_Exercise brief_: The answer is a single number: how many lines hold the string "value".

* begin Data for this task *

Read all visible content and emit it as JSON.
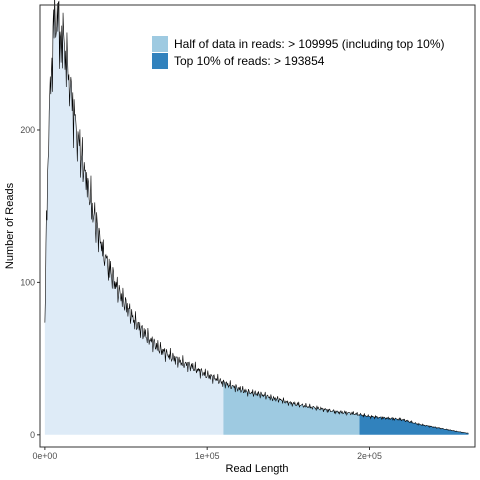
{
  "chart_data": {
    "type": "area",
    "xlabel": "Read Length",
    "ylabel": "Number of Reads",
    "xlim": [
      -3000,
      265000
    ],
    "ylim": [
      -8,
      282
    ],
    "x_ticks": [
      {
        "value": 0,
        "label": "0e+00"
      },
      {
        "value": 100000,
        "label": "1e+05"
      },
      {
        "value": 200000,
        "label": "2e+05"
      }
    ],
    "y_ticks": [
      {
        "value": 0,
        "label": "0"
      },
      {
        "value": 100,
        "label": "100"
      },
      {
        "value": 200,
        "label": "200"
      }
    ],
    "grid": false,
    "legend_position": "top-right",
    "thresholds": {
      "half_data": 109995,
      "top10": 193854
    },
    "regions": [
      {
        "name": "all",
        "from": 0,
        "to": 109995,
        "color": "#deebf7"
      },
      {
        "name": "half",
        "from": 109995,
        "to": 193854,
        "color": "#9ecae1",
        "label": "Half of data in reads: > 109995 (including top 10%)"
      },
      {
        "name": "top10",
        "from": 193854,
        "to": 261000,
        "color": "#3182bd",
        "label": "Top 10% of reads: > 193854"
      }
    ],
    "series": [
      {
        "x": [
          0,
          1000,
          2000,
          3000,
          4000,
          5000,
          6000,
          7000,
          8000,
          9000,
          10000,
          12000,
          14000,
          16000,
          18000,
          20000,
          22000,
          25000,
          28000,
          30000,
          33000,
          36000,
          40000,
          45000,
          50000,
          55000,
          60000,
          65000,
          70000,
          75000,
          80000,
          85000,
          90000,
          95000,
          100000,
          105000,
          110000,
          115000,
          120000,
          125000,
          130000,
          135000,
          140000,
          145000,
          150000,
          160000,
          170000,
          180000,
          190000,
          200000,
          210000,
          220000,
          230000,
          240000,
          250000,
          255000,
          261000
        ],
        "y": [
          70,
          140,
          185,
          215,
          240,
          258,
          272,
          275,
          270,
          265,
          262,
          255,
          240,
          225,
          210,
          195,
          185,
          170,
          155,
          145,
          132,
          120,
          108,
          95,
          85,
          75,
          68,
          62,
          57,
          53,
          50,
          47,
          45,
          42,
          39,
          37,
          34,
          32,
          30,
          28,
          27,
          26,
          24,
          23,
          21,
          19,
          17,
          15,
          14,
          12,
          11,
          10,
          7,
          5,
          3,
          2,
          1
        ]
      }
    ]
  }
}
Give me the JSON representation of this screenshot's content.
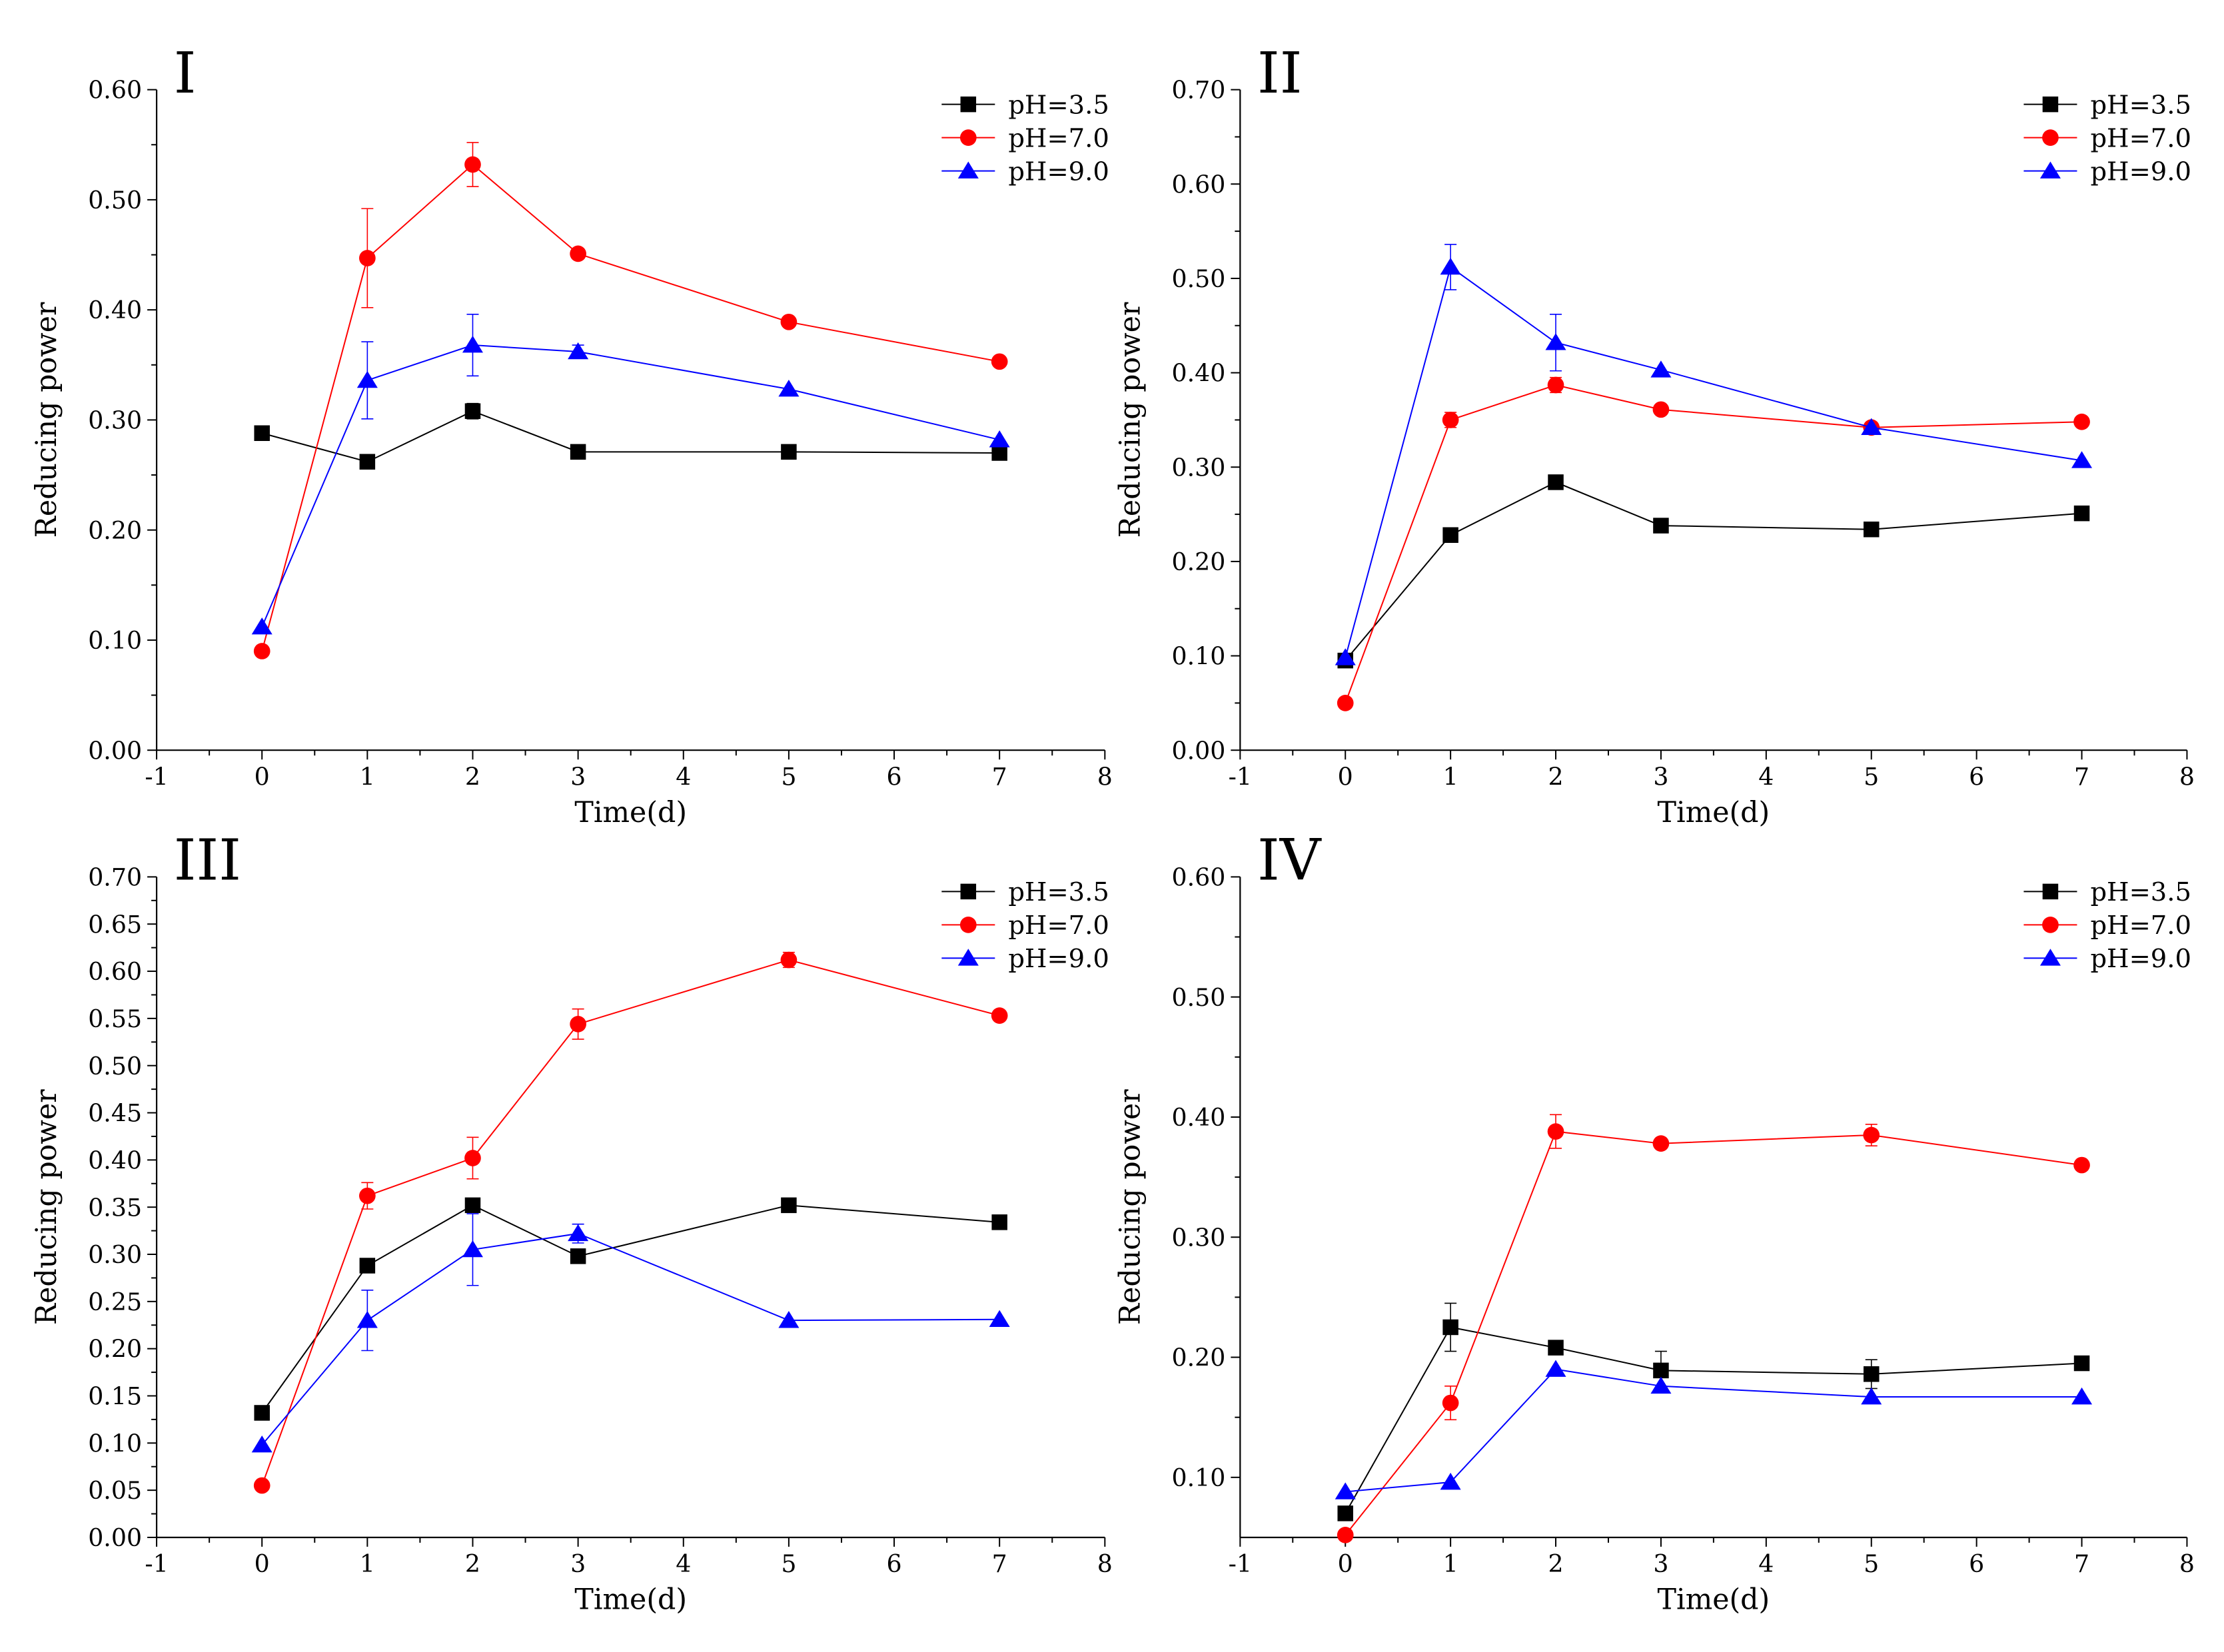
{
  "colors": {
    "series": [
      "#000000",
      "#ff0000",
      "#0000ff"
    ],
    "axis": "#000000",
    "background": "#ffffff"
  },
  "chart_data": [
    {
      "type": "line",
      "panel_label": "I",
      "xlabel": "Time(d)",
      "ylabel": "Reducing power",
      "xlim": [
        -1,
        8
      ],
      "ylim": [
        0,
        0.6
      ],
      "x_ticks": [
        -1,
        0,
        1,
        2,
        3,
        4,
        5,
        6,
        7,
        8
      ],
      "y_ticks": [
        0.0,
        0.1,
        0.2,
        0.3,
        0.4,
        0.5,
        0.6
      ],
      "y_tick_labels": [
        "0.00",
        "0.10",
        "0.20",
        "0.30",
        "0.40",
        "0.50",
        "0.60"
      ],
      "legend_position": "top-right",
      "grid": false,
      "series": [
        {
          "name": "pH=3.5",
          "marker": "square",
          "x": [
            0,
            1,
            2,
            3,
            5,
            7
          ],
          "y": [
            0.288,
            0.262,
            0.308,
            0.271,
            0.271,
            0.27
          ],
          "err": [
            0,
            0,
            0.007,
            0,
            0,
            0
          ]
        },
        {
          "name": "pH=7.0",
          "marker": "circle",
          "x": [
            0,
            1,
            2,
            3,
            5,
            7
          ],
          "y": [
            0.09,
            0.447,
            0.532,
            0.451,
            0.389,
            0.353
          ],
          "err": [
            0,
            0.045,
            0.02,
            0,
            0,
            0
          ]
        },
        {
          "name": "pH=9.0",
          "marker": "triangle",
          "x": [
            0,
            1,
            2,
            3,
            5,
            7
          ],
          "y": [
            0.112,
            0.336,
            0.368,
            0.362,
            0.328,
            0.282
          ],
          "err": [
            0,
            0.035,
            0.028,
            0.006,
            0,
            0
          ]
        }
      ]
    },
    {
      "type": "line",
      "panel_label": "II",
      "xlabel": "Time(d)",
      "ylabel": "Reducing power",
      "xlim": [
        -1,
        8
      ],
      "ylim": [
        0,
        0.7
      ],
      "x_ticks": [
        -1,
        0,
        1,
        2,
        3,
        4,
        5,
        6,
        7,
        8
      ],
      "y_ticks": [
        0.0,
        0.1,
        0.2,
        0.3,
        0.4,
        0.5,
        0.6,
        0.7
      ],
      "y_tick_labels": [
        "0.00",
        "0.10",
        "0.20",
        "0.30",
        "0.40",
        "0.50",
        "0.60",
        "0.70"
      ],
      "legend_position": "top-right",
      "grid": false,
      "series": [
        {
          "name": "pH=3.5",
          "marker": "square",
          "x": [
            0,
            1,
            2,
            3,
            5,
            7
          ],
          "y": [
            0.095,
            0.228,
            0.284,
            0.238,
            0.234,
            0.251
          ],
          "err": [
            0,
            0,
            0,
            0,
            0,
            0
          ]
        },
        {
          "name": "pH=7.0",
          "marker": "circle",
          "x": [
            0,
            1,
            2,
            3,
            5,
            7
          ],
          "y": [
            0.05,
            0.35,
            0.387,
            0.361,
            0.342,
            0.348
          ],
          "err": [
            0,
            0.008,
            0.008,
            0,
            0,
            0
          ]
        },
        {
          "name": "pH=9.0",
          "marker": "triangle",
          "x": [
            0,
            1,
            2,
            3,
            5,
            7
          ],
          "y": [
            0.098,
            0.512,
            0.432,
            0.403,
            0.342,
            0.307
          ],
          "err": [
            0,
            0.024,
            0.03,
            0,
            0,
            0
          ]
        }
      ]
    },
    {
      "type": "line",
      "panel_label": "III",
      "xlabel": "Time(d)",
      "ylabel": "Reducing power",
      "xlim": [
        -1,
        8
      ],
      "ylim": [
        0,
        0.7
      ],
      "x_ticks": [
        -1,
        0,
        1,
        2,
        3,
        4,
        5,
        6,
        7,
        8
      ],
      "y_ticks": [
        0.0,
        0.05,
        0.1,
        0.15,
        0.2,
        0.25,
        0.3,
        0.35,
        0.4,
        0.45,
        0.5,
        0.55,
        0.6,
        0.65,
        0.7
      ],
      "y_tick_labels": [
        "0.00",
        "0.05",
        "0.10",
        "0.15",
        "0.20",
        "0.25",
        "0.30",
        "0.35",
        "0.40",
        "0.45",
        "0.50",
        "0.55",
        "0.60",
        "0.65",
        "0.70"
      ],
      "legend_position": "top-right",
      "grid": false,
      "series": [
        {
          "name": "pH=3.5",
          "marker": "square",
          "x": [
            0,
            1,
            2,
            3,
            5,
            7
          ],
          "y": [
            0.132,
            0.288,
            0.352,
            0.298,
            0.352,
            0.334
          ],
          "err": [
            0,
            0,
            0,
            0,
            0,
            0
          ]
        },
        {
          "name": "pH=7.0",
          "marker": "circle",
          "x": [
            0,
            1,
            2,
            3,
            5,
            7
          ],
          "y": [
            0.055,
            0.362,
            0.402,
            0.544,
            0.612,
            0.553
          ],
          "err": [
            0,
            0.014,
            0.022,
            0.016,
            0.008,
            0
          ]
        },
        {
          "name": "pH=9.0",
          "marker": "triangle",
          "x": [
            0,
            1,
            2,
            3,
            5,
            7
          ],
          "y": [
            0.098,
            0.23,
            0.305,
            0.322,
            0.23,
            0.231
          ],
          "err": [
            0,
            0.032,
            0.038,
            0.01,
            0,
            0
          ]
        }
      ]
    },
    {
      "type": "line",
      "panel_label": "IV",
      "xlabel": "Time(d)",
      "ylabel": "Reducing power",
      "xlim": [
        -1,
        8
      ],
      "ylim": [
        0.05,
        0.6
      ],
      "x_ticks": [
        -1,
        0,
        1,
        2,
        3,
        4,
        5,
        6,
        7,
        8
      ],
      "y_ticks": [
        0.1,
        0.2,
        0.3,
        0.4,
        0.5,
        0.6
      ],
      "y_tick_labels": [
        "0.10",
        "0.20",
        "0.30",
        "0.40",
        "0.50",
        "0.60"
      ],
      "legend_position": "top-right",
      "grid": false,
      "series": [
        {
          "name": "pH=3.5",
          "marker": "square",
          "x": [
            0,
            1,
            2,
            3,
            5,
            7
          ],
          "y": [
            0.07,
            0.225,
            0.208,
            0.189,
            0.186,
            0.195
          ],
          "err": [
            0,
            0.02,
            0,
            0.016,
            0.012,
            0
          ]
        },
        {
          "name": "pH=7.0",
          "marker": "circle",
          "x": [
            0,
            1,
            2,
            3,
            5,
            7
          ],
          "y": [
            0.052,
            0.162,
            0.388,
            0.378,
            0.385,
            0.36
          ],
          "err": [
            0,
            0.014,
            0.014,
            0,
            0.009,
            0
          ]
        },
        {
          "name": "pH=9.0",
          "marker": "triangle",
          "x": [
            0,
            1,
            2,
            3,
            5,
            7
          ],
          "y": [
            0.088,
            0.096,
            0.19,
            0.176,
            0.167,
            0.167
          ],
          "err": [
            0,
            0,
            0,
            0,
            0,
            0
          ]
        }
      ]
    }
  ]
}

* end Data for this task *

_Complete answer_: 6